**Task statement**
Print exactly, and only, the lines running from the line containing "Give me a plain-text" through the end of the records below.

**Material provided**
Start
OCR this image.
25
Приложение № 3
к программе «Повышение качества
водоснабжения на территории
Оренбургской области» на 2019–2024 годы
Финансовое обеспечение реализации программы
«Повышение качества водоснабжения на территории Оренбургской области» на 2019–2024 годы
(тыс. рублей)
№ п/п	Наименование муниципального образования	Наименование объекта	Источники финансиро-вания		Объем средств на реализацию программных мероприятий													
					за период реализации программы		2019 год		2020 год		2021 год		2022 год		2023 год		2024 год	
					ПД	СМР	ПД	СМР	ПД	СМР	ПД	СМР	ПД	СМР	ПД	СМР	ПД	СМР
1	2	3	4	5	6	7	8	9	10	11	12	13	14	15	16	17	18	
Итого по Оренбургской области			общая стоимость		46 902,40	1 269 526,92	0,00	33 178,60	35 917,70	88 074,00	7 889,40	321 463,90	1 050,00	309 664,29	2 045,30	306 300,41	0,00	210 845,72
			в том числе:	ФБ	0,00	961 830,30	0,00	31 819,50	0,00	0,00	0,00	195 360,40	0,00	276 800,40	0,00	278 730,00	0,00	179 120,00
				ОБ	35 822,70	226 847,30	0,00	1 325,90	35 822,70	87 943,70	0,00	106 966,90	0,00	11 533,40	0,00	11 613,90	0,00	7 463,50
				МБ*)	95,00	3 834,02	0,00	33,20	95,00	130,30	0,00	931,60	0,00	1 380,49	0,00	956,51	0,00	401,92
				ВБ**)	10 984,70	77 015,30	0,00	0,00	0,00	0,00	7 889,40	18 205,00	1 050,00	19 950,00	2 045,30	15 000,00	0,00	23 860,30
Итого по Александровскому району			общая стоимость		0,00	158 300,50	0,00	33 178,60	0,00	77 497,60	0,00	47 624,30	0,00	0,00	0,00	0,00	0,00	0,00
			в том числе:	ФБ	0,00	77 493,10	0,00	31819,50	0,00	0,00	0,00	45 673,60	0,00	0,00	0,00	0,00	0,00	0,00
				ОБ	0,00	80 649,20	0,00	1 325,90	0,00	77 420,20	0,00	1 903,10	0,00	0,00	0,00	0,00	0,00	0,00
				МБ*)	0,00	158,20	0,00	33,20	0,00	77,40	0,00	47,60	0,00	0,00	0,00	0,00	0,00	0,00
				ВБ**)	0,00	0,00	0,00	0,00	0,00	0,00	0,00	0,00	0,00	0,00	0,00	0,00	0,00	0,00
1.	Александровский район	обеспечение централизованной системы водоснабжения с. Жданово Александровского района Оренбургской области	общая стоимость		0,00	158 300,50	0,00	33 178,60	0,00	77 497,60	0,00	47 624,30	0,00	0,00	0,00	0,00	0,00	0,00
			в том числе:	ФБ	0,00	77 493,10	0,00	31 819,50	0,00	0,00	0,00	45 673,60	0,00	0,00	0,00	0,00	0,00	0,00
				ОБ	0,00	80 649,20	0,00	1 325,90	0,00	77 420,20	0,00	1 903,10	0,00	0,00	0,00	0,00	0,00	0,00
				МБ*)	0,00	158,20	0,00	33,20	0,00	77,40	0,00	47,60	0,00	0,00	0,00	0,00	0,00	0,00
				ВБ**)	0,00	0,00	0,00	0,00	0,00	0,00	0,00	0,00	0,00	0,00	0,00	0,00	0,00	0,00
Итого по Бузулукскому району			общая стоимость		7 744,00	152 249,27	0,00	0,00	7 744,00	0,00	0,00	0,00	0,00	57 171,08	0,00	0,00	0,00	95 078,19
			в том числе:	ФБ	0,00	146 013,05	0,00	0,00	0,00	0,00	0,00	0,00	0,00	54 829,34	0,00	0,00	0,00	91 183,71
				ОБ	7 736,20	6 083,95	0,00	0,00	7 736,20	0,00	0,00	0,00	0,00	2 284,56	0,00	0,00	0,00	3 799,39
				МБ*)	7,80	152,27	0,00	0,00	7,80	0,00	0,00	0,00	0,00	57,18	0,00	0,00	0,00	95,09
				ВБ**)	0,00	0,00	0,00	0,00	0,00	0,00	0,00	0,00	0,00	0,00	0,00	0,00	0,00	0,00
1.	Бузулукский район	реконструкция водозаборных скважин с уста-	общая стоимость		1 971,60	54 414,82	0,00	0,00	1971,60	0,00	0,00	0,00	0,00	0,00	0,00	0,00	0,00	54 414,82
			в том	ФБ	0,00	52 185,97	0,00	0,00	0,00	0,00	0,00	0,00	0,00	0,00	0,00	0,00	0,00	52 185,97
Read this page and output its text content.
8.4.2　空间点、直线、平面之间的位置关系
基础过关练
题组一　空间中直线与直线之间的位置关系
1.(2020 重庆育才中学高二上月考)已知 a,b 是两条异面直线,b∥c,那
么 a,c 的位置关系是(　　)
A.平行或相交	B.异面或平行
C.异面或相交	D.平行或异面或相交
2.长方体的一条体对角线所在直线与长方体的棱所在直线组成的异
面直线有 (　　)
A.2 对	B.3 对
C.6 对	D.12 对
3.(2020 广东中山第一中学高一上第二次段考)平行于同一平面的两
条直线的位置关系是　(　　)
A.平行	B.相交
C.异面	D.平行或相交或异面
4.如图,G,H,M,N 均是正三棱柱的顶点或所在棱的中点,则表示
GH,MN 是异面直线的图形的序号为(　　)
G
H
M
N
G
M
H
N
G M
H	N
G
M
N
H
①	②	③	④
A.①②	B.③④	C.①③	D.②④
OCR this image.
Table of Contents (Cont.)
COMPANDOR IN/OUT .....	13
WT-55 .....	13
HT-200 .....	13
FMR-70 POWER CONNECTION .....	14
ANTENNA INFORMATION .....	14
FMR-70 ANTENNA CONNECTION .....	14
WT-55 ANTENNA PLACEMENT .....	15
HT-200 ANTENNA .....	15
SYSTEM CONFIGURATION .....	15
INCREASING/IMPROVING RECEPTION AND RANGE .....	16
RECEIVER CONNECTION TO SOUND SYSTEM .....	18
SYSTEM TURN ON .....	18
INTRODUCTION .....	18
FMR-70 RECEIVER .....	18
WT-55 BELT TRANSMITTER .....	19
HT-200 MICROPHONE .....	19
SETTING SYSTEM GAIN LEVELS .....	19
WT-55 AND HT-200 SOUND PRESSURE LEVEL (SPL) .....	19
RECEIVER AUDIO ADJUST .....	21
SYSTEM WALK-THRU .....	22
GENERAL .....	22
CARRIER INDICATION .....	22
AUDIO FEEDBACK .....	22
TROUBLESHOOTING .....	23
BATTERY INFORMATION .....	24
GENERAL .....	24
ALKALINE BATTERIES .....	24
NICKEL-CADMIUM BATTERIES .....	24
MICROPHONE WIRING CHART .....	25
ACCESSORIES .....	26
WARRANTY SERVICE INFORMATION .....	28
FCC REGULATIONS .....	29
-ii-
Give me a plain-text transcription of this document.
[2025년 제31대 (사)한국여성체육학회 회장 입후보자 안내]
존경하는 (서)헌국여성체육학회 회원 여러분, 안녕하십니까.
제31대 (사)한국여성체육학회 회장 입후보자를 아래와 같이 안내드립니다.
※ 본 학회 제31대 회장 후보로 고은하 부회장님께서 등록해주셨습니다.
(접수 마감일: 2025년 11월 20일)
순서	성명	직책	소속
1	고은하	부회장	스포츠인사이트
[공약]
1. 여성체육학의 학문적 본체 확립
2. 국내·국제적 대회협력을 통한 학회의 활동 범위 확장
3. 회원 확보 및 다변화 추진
End
**Solution to this problem**
Give me a plain-text transcription of this document.
[2025년 제31대 (사)한국여성체육학회 회장 입후보자 안내]
존경하는 (서)헌국여성체육학회 회원 여러분, 안녕하십니까.
제31대 (사)한국여성체육학회 회장 입후보자를 아래와 같이 안내드립니다.
※ 본 학회 제31대 회장 후보로 고은하 부회장님께서 등록해주셨습니다.
(접수 마감일: 2025년 11월 20일)
순서	성명	직책	소속
1	고은하	부회장	스포츠인사이트
[공약]
1. 여성체육학의 학문적 본체 확립
2. 국내·국제적 대회협력을 통한 학회의 활동 범위 확장
3. 회원 확보 및 다변화 추진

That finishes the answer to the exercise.